Exercise brief:
Below you will find a set of lines. Repeat them all exactly.

Extracted records:
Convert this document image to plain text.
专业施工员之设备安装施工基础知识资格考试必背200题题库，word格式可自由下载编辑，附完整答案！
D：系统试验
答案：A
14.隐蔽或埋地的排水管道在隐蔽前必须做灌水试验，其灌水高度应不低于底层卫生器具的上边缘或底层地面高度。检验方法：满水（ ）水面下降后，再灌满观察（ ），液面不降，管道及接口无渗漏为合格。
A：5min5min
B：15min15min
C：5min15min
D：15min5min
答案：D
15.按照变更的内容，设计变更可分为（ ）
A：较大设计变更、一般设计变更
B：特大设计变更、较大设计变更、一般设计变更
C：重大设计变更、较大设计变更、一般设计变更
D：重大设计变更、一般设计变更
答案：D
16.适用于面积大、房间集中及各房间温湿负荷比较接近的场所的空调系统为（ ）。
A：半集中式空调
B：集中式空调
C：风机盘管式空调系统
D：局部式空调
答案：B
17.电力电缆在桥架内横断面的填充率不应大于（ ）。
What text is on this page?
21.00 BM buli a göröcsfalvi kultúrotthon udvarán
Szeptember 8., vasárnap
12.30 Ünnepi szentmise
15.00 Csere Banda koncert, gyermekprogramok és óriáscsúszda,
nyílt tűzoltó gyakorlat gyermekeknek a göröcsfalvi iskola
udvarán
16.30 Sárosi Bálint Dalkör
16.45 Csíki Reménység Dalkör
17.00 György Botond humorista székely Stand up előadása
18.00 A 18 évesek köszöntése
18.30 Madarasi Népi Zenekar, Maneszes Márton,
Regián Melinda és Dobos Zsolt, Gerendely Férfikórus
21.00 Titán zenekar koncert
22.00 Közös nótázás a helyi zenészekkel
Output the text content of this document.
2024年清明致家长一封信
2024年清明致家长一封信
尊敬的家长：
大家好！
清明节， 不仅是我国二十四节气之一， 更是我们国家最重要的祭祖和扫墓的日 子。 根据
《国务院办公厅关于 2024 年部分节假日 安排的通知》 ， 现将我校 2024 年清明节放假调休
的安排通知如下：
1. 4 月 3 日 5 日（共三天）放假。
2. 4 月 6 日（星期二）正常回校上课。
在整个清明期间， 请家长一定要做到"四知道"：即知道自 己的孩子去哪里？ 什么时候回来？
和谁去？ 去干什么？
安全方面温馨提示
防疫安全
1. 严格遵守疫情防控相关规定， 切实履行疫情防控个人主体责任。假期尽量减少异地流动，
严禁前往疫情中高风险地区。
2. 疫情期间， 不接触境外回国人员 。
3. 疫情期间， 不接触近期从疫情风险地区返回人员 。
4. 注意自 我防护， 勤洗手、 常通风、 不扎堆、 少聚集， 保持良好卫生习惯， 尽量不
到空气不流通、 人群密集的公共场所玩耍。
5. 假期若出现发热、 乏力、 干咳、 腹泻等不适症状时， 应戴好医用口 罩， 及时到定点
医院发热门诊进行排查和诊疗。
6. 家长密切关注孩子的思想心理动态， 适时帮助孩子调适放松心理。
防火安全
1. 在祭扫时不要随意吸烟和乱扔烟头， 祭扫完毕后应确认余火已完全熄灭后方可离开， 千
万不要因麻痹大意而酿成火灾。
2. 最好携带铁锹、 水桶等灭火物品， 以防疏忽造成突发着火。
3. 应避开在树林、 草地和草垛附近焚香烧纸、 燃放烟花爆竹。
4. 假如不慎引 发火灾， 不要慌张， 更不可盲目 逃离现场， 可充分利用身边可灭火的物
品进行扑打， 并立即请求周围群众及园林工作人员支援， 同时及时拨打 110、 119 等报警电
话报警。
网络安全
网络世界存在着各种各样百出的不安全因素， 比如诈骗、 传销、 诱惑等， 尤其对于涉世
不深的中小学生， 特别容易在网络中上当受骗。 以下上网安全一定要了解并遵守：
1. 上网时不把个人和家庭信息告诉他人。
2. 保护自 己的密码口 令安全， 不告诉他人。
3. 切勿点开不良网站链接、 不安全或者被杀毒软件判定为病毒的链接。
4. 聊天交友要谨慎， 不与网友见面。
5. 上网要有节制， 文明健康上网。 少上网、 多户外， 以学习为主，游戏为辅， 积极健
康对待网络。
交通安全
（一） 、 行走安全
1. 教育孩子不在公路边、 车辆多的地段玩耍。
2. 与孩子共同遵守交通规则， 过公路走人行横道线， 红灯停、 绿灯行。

Response to the task:
Convert this document image to plain text.
专业施工员之设备安装施工基础知识资格考试必背200题题库，word格式可自由下载编辑，附完整答案！
D：系统试验
答案：A
14.隐蔽或埋地的排水管道在隐蔽前必须做灌水试验，其灌水高度应不低于底层卫生器具的上边缘或底层地面高度。检验方法：满水（ ）水面下降后，再灌满观察（ ），液面不降，管道及接口无渗漏为合格。
A：5min5min
B：15min15min
C：5min15min
D：15min5min
答案：D
15.按照变更的内容，设计变更可分为（ ）
A：较大设计变更、一般设计变更
B：特大设计变更、较大设计变更、一般设计变更
C：重大设计变更、较大设计变更、一般设计变更
D：重大设计变更、一般设计变更
答案：D
16.适用于面积大、房间集中及各房间温湿负荷比较接近的场所的空调系统为（ ）。
A：半集中式空调
B：集中式空调
C：风机盘管式空调系统
D：局部式空调
答案：B
17.电力电缆在桥架内横断面的填充率不应大于（ ）。
What text is on this page?
21.00 BM buli a göröcsfalvi kultúrotthon udvarán
Szeptember 8., vasárnap
12.30 Ünnepi szentmise
15.00 Csere Banda koncert, gyermekprogramok és óriáscsúszda,
nyílt tűzoltó gyakorlat gyermekeknek a göröcsfalvi iskola
udvarán
16.30 Sárosi Bálint Dalkör
16.45 Csíki Reménység Dalkör
17.00 György Botond humorista székely Stand up előadása
18.00 A 18 évesek köszöntése
18.30 Madarasi Népi Zenekar, Maneszes Márton,
Regián Melinda és Dobos Zsolt, Gerendely Férfikórus
21.00 Titán zenekar koncert
22.00 Közös nótázás a helyi zenészekkel
Output the text content of this document.
2024年清明致家长一封信
2024年清明致家长一封信
尊敬的家长：
大家好！
清明节， 不仅是我国二十四节气之一， 更是我们国家最重要的祭祖和扫墓的日 子。 根据
《国务院办公厅关于 2024 年部分节假日 安排的通知》 ， 现将我校 2024 年清明节放假调休
的安排通知如下：
1. 4 月 3 日 5 日（共三天）放假。
2. 4 月 6 日（星期二）正常回校上课。
在整个清明期间， 请家长一定要做到"四知道"：即知道自 己的孩子去哪里？ 什么时候回来？
和谁去？ 去干什么？
安全方面温馨提示
防疫安全
1. 严格遵守疫情防控相关规定， 切实履行疫情防控个人主体责任。假期尽量减少异地流动，
严禁前往疫情中高风险地区。
2. 疫情期间， 不接触境外回国人员 。
3. 疫情期间， 不接触近期从疫情风险地区返回人员 。
4. 注意自 我防护， 勤洗手、 常通风、 不扎堆、 少聚集， 保持良好卫生习惯， 尽量不
到空气不流通、 人群密集的公共场所玩耍。
5. 假期若出现发热、 乏力、 干咳、 腹泻等不适症状时， 应戴好医用口 罩， 及时到定点
医院发热门诊进行排查和诊疗。
6. 家长密切关注孩子的思想心理动态， 适时帮助孩子调适放松心理。
防火安全
1. 在祭扫时不要随意吸烟和乱扔烟头， 祭扫完毕后应确认余火已完全熄灭后方可离开， 千
万不要因麻痹大意而酿成火灾。
2. 最好携带铁锹、 水桶等灭火物品， 以防疏忽造成突发着火。
3. 应避开在树林、 草地和草垛附近焚香烧纸、 燃放烟花爆竹。
4. 假如不慎引 发火灾， 不要慌张， 更不可盲目 逃离现场， 可充分利用身边可灭火的物
品进行扑打， 并立即请求周围群众及园林工作人员支援， 同时及时拨打 110、 119 等报警电
话报警。
网络安全
网络世界存在着各种各样百出的不安全因素， 比如诈骗、 传销、 诱惑等， 尤其对于涉世
不深的中小学生， 特别容易在网络中上当受骗。 以下上网安全一定要了解并遵守：
1. 上网时不把个人和家庭信息告诉他人。
2. 保护自 己的密码口 令安全， 不告诉他人。
3. 切勿点开不良网站链接、 不安全或者被杀毒软件判定为病毒的链接。
4. 聊天交友要谨慎， 不与网友见面。
5. 上网要有节制， 文明健康上网。 少上网、 多户外， 以学习为主，游戏为辅， 积极健
康对待网络。
交通安全
（一） 、 行走安全
1. 教育孩子不在公路边、 车辆多的地段玩耍。
2. 与孩子共同遵守交通规则， 过公路走人行横道线， 红灯停、 绿灯行。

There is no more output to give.